Work to complete: Reproduce all entries precisely, down to the last character.

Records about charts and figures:
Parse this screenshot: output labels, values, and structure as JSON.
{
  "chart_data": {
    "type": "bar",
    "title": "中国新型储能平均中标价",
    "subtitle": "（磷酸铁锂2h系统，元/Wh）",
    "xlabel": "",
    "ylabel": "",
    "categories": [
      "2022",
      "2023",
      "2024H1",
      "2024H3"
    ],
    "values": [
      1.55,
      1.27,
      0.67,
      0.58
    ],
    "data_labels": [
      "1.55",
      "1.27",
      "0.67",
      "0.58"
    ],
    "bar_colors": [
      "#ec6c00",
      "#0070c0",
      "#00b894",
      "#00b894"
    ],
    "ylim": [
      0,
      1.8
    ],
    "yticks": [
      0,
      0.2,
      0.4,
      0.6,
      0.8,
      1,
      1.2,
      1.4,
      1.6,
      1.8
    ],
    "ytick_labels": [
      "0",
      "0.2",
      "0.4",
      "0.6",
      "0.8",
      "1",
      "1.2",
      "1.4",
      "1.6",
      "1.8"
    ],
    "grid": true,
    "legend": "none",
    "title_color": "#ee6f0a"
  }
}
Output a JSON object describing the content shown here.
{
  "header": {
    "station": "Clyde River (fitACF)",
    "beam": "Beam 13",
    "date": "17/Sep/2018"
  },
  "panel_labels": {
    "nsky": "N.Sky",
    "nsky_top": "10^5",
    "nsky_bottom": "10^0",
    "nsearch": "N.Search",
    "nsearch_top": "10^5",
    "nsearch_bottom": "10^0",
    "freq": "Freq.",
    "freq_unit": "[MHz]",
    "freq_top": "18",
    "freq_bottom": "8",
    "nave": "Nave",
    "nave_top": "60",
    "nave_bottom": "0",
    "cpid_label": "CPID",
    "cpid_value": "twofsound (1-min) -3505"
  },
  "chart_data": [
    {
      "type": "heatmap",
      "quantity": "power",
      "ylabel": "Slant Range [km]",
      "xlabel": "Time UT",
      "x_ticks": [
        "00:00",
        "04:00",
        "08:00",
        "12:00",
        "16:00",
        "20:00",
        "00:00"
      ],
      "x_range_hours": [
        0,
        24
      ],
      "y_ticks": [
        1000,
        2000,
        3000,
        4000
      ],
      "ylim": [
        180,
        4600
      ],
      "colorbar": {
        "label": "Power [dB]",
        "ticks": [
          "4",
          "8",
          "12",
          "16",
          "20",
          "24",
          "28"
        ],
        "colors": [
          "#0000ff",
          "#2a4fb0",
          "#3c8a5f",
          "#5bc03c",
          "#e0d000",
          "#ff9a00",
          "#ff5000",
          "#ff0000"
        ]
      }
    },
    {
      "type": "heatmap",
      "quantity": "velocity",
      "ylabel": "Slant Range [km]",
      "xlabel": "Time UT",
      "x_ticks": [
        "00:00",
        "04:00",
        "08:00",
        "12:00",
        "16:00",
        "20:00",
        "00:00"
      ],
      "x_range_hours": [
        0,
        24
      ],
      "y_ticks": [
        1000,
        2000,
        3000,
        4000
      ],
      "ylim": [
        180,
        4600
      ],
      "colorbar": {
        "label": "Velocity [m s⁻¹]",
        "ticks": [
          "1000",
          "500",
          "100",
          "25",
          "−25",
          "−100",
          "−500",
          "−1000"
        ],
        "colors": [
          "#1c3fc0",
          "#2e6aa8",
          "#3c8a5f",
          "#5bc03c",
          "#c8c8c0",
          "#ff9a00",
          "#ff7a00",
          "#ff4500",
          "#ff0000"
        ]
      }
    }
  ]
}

Answer to the task:
Parse this screenshot: output labels, values, and structure as JSON.
{
  "chart_data": {
    "type": "bar",
    "title": "中国新型储能平均中标价",
    "subtitle": "（磷酸铁锂2h系统，元/Wh）",
    "xlabel": "",
    "ylabel": "",
    "categories": [
      "2022",
      "2023",
      "2024H1",
      "2024H3"
    ],
    "values": [
      1.55,
      1.27,
      0.67,
      0.58
    ],
    "data_labels": [
      "1.55",
      "1.27",
      "0.67",
      "0.58"
    ],
    "bar_colors": [
      "#ec6c00",
      "#0070c0",
      "#00b894",
      "#00b894"
    ],
    "ylim": [
      0,
      1.8
    ],
    "yticks": [
      0,
      0.2,
      0.4,
      0.6,
      0.8,
      1,
      1.2,
      1.4,
      1.6,
      1.8
    ],
    "ytick_labels": [
      "0",
      "0.2",
      "0.4",
      "0.6",
      "0.8",
      "1",
      "1.2",
      "1.4",
      "1.6",
      "1.8"
    ],
    "grid": true,
    "legend": "none",
    "title_color": "#ee6f0a"
  }
}
Output a JSON object describing the content shown here.
{
  "header": {
    "station": "Clyde River (fitACF)",
    "beam": "Beam 13",
    "date": "17/Sep/2018"
  },
  "panel_labels": {
    "nsky": "N.Sky",
    "nsky_top": "10^5",
    "nsky_bottom": "10^0",
    "nsearch": "N.Search",
    "nsearch_top": "10^5",
    "nsearch_bottom": "10^0",
    "freq": "Freq.",
    "freq_unit": "[MHz]",
    "freq_top": "18",
    "freq_bottom": "8",
    "nave": "Nave",
    "nave_top": "60",
    "nave_bottom": "0",
    "cpid_label": "CPID",
    "cpid_value": "twofsound (1-min) -3505"
  },
  "chart_data": [
    {
      "type": "heatmap",
      "quantity": "power",
      "ylabel": "Slant Range [km]",
      "xlabel": "Time UT",
      "x_ticks": [
        "00:00",
        "04:00",
        "08:00",
        "12:00",
        "16:00",
        "20:00",
        "00:00"
      ],
      "x_range_hours": [
        0,
        24
      ],
      "y_ticks": [
        1000,
        2000,
        3000,
        4000
      ],
      "ylim": [
        180,
        4600
      ],
      "colorbar": {
        "label": "Power [dB]",
        "ticks": [
          "4",
          "8",
          "12",
          "16",
          "20",
          "24",
          "28"
        ],
        "colors": [
          "#0000ff",
          "#2a4fb0",
          "#3c8a5f",
          "#5bc03c",
          "#e0d000",
          "#ff9a00",
          "#ff5000",
          "#ff0000"
        ]
      }
    },
    {
      "type": "heatmap",
      "quantity": "velocity",
      "ylabel": "Slant Range [km]",
      "xlabel": "Time UT",
      "x_ticks": [
        "00:00",
        "04:00",
        "08:00",
        "12:00",
        "16:00",
        "20:00",
        "00:00"
      ],
      "x_range_hours": [
        0,
        24
      ],
      "y_ticks": [
        1000,
        2000,
        3000,
        4000
      ],
      "ylim": [
        180,
        4600
      ],
      "colorbar": {
        "label": "Velocity [m s⁻¹]",
        "ticks": [
          "1000",
          "500",
          "100",
          "25",
          "−25",
          "−100",
          "−500",
          "−1000"
        ],
        "colors": [
          "#1c3fc0",
          "#2e6aa8",
          "#3c8a5f",
          "#5bc03c",
          "#c8c8c0",
          "#ff9a00",
          "#ff7a00",
          "#ff4500",
          "#ff0000"
        ]
      }
    }
  ]
}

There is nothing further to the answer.